> What you will do:
From the records below, find each line with the string "mail" and copy it.

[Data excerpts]
· · · · · · ·

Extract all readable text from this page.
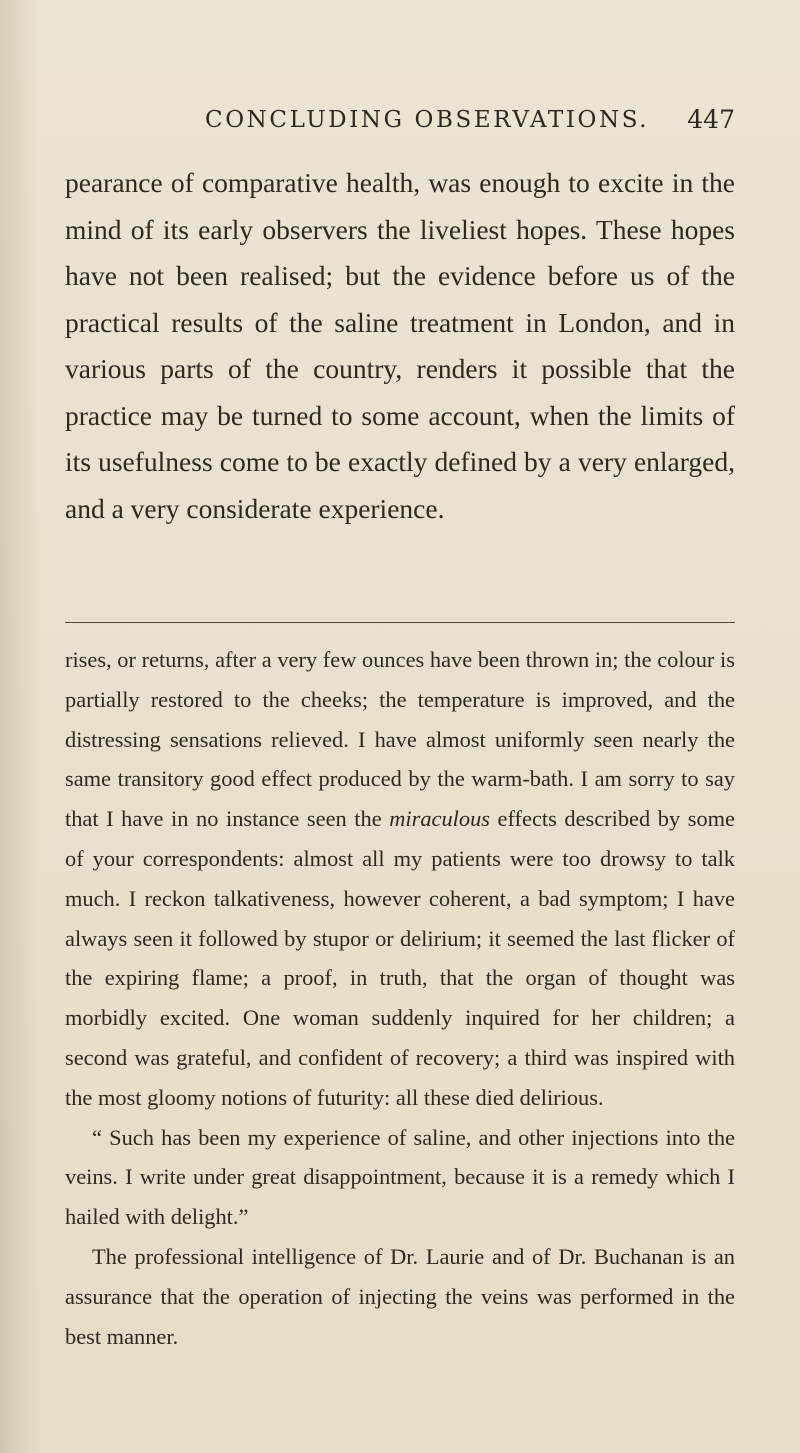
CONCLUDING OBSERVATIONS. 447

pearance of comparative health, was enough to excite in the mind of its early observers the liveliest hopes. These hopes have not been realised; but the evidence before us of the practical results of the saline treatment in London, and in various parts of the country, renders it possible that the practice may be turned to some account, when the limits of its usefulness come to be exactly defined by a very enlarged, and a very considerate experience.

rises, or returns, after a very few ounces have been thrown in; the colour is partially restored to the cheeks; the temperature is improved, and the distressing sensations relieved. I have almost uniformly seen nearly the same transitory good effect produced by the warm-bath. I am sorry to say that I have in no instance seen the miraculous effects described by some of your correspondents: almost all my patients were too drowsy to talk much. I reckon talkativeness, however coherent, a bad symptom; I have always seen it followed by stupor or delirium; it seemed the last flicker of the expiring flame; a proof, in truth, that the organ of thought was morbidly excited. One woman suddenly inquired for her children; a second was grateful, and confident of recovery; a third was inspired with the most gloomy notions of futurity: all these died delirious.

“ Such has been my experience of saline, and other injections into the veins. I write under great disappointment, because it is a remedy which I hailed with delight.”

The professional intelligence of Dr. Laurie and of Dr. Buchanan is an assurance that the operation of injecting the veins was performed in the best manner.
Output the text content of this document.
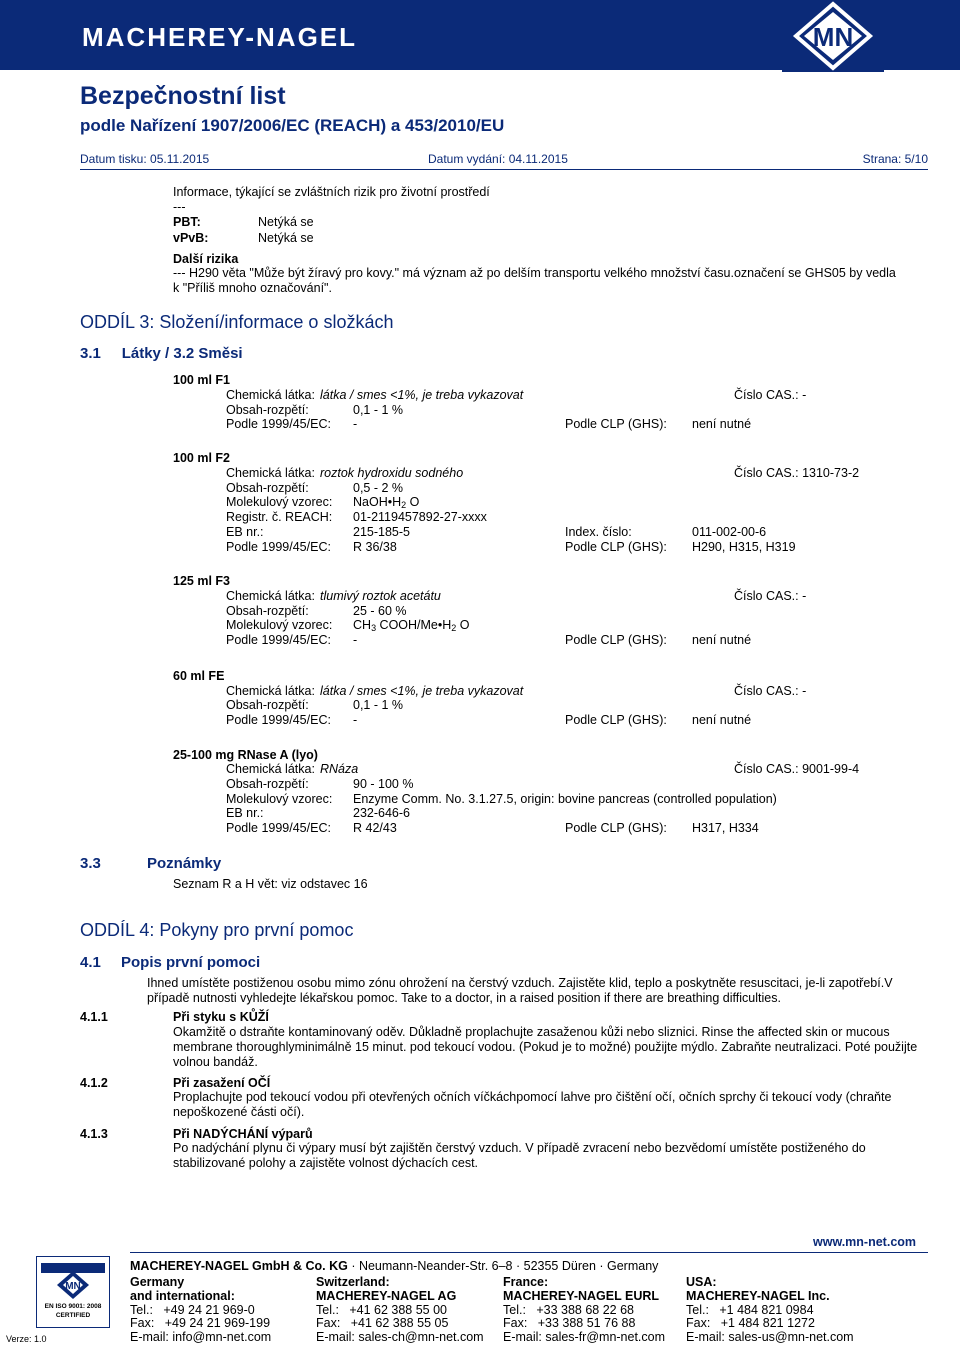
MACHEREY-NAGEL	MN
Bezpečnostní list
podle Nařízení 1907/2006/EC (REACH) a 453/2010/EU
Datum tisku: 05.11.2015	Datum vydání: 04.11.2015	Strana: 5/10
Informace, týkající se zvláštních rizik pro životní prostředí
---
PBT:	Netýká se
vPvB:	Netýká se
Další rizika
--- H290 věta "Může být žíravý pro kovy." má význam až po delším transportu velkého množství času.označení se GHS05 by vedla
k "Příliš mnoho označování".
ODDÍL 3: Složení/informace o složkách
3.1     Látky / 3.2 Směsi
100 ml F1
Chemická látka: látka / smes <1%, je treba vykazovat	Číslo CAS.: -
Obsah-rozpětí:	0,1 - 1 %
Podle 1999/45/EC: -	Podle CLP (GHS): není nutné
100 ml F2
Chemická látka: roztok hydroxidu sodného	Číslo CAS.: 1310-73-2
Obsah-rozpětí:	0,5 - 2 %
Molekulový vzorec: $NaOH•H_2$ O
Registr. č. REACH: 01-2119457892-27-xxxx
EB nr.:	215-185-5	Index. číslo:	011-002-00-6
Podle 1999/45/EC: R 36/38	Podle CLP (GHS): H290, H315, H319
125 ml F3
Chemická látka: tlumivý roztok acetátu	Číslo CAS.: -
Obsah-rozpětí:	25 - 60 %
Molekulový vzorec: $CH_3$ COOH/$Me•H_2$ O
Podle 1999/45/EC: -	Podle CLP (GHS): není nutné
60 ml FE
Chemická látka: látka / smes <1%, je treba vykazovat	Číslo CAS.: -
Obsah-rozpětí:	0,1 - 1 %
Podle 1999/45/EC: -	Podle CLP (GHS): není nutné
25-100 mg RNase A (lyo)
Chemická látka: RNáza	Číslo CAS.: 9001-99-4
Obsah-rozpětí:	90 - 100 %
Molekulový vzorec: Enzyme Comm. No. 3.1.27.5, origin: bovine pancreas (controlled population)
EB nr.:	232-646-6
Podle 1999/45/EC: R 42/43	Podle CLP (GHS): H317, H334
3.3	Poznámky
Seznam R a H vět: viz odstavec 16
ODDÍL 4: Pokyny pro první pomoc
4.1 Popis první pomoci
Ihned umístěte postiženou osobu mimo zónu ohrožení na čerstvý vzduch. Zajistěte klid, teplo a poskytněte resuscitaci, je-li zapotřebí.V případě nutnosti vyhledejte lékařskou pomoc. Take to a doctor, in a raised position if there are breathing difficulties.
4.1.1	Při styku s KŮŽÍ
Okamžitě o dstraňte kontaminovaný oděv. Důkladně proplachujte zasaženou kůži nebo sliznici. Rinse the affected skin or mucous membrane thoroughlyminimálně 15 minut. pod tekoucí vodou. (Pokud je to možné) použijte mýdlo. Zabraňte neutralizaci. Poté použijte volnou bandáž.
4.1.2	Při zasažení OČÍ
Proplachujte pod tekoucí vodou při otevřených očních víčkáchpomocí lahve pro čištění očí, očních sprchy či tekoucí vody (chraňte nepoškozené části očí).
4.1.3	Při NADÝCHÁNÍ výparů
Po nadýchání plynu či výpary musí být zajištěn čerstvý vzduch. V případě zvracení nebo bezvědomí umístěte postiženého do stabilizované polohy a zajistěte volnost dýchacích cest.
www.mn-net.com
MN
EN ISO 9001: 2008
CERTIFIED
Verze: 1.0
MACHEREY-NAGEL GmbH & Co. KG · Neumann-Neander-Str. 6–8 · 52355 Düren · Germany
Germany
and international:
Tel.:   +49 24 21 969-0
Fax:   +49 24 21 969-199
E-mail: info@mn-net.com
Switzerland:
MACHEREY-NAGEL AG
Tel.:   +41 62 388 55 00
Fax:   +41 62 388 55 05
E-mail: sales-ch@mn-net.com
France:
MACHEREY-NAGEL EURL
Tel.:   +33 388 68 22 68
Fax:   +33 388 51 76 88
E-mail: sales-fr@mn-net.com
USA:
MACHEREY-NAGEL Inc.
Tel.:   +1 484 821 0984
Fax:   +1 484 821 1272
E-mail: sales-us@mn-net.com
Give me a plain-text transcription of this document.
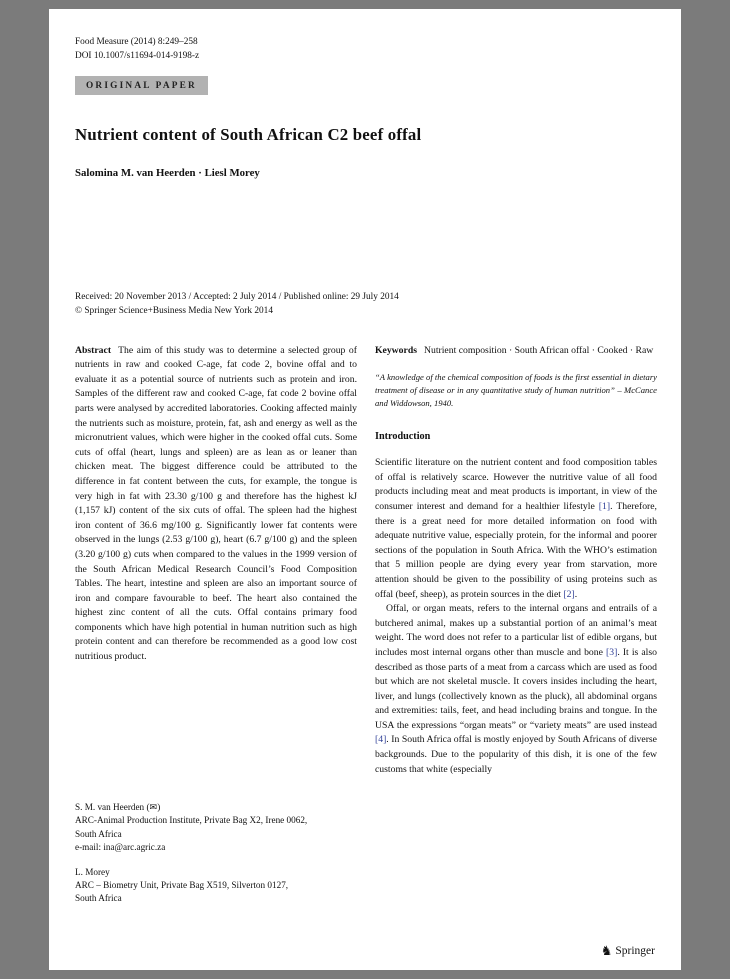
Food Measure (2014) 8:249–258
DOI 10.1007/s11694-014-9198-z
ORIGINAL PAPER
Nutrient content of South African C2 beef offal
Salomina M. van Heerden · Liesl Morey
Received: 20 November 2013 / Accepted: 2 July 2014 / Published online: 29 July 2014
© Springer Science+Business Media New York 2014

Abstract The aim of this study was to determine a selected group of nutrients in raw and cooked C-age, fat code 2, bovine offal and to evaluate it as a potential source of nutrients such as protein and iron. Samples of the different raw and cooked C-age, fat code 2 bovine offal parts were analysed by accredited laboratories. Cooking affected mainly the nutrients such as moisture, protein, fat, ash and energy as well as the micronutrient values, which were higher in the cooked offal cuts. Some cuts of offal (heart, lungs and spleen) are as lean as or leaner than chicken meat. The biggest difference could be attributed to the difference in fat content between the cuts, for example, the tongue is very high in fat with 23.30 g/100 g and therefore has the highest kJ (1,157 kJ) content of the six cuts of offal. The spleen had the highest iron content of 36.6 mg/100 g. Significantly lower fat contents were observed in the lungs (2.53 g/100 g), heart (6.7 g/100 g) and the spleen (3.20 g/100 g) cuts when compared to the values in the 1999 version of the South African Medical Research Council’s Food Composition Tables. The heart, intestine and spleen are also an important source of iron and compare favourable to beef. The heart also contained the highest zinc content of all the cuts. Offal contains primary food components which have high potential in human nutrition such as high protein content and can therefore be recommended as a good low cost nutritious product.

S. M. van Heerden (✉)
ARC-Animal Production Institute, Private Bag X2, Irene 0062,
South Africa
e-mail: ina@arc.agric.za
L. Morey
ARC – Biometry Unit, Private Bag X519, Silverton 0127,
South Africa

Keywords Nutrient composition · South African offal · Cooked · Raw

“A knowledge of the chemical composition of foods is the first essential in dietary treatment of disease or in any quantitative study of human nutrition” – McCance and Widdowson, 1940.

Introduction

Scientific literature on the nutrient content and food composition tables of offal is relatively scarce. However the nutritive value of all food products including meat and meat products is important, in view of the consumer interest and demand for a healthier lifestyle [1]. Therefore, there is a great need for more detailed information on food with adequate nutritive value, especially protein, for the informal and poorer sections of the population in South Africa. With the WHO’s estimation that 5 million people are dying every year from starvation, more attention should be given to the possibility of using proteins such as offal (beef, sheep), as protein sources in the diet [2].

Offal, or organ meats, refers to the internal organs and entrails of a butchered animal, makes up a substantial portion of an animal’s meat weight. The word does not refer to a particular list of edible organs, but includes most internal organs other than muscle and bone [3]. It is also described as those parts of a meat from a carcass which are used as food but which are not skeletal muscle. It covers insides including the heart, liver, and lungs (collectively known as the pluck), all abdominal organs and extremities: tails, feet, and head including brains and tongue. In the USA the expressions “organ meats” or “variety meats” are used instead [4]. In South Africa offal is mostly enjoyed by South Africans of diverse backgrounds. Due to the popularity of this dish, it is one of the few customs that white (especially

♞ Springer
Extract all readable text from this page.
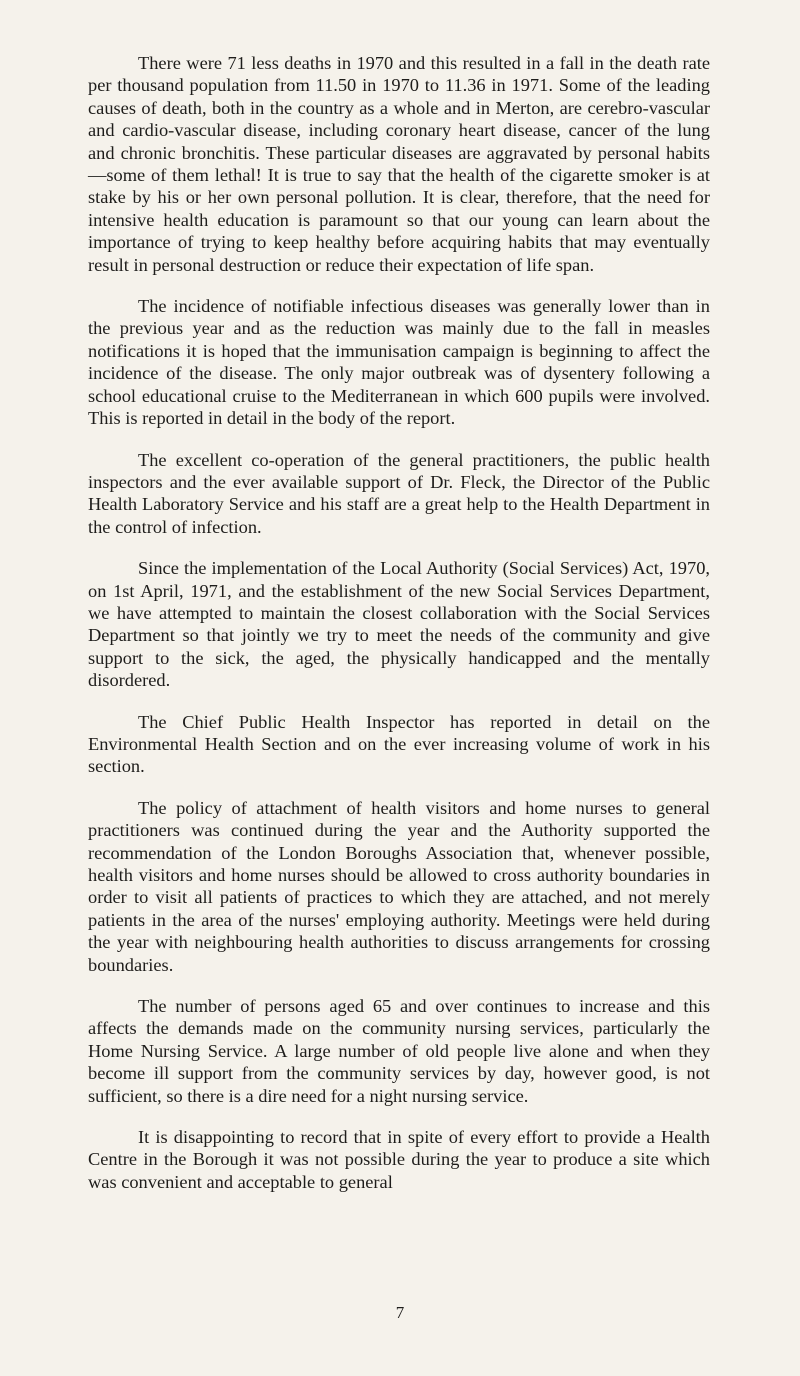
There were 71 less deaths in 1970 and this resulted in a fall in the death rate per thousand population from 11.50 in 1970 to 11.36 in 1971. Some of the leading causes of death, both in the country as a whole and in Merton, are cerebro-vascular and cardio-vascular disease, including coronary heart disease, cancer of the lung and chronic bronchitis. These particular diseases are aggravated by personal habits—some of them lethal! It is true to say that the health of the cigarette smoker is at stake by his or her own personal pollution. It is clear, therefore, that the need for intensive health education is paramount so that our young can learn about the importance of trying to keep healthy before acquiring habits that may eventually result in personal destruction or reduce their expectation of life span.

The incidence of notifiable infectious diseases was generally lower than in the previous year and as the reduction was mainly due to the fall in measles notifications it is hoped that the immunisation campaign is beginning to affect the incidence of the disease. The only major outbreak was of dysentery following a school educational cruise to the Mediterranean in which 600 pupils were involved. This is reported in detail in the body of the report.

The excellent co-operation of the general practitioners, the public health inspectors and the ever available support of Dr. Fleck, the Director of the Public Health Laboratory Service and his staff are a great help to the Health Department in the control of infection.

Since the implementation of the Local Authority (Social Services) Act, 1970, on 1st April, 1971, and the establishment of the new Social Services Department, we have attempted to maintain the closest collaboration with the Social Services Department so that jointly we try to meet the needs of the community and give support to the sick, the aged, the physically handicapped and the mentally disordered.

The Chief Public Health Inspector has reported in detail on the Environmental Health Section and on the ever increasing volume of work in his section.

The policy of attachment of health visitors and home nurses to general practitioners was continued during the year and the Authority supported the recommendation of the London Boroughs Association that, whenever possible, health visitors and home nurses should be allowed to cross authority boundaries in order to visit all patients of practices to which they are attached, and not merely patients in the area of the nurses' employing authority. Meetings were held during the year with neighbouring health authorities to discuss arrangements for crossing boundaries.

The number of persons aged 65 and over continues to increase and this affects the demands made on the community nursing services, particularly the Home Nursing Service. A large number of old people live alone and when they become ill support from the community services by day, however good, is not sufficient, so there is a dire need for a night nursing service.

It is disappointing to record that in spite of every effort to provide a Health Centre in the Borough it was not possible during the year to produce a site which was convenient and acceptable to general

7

· · · · · · ·

> Exercise output:
E-mail: info@mn-net.com
E-mail: sales-ch@mn-net.com
E-mail: sales-fr@mn-net.com
E-mail: sales-us@mn-net.com
e-mail: ina@arc.agric.za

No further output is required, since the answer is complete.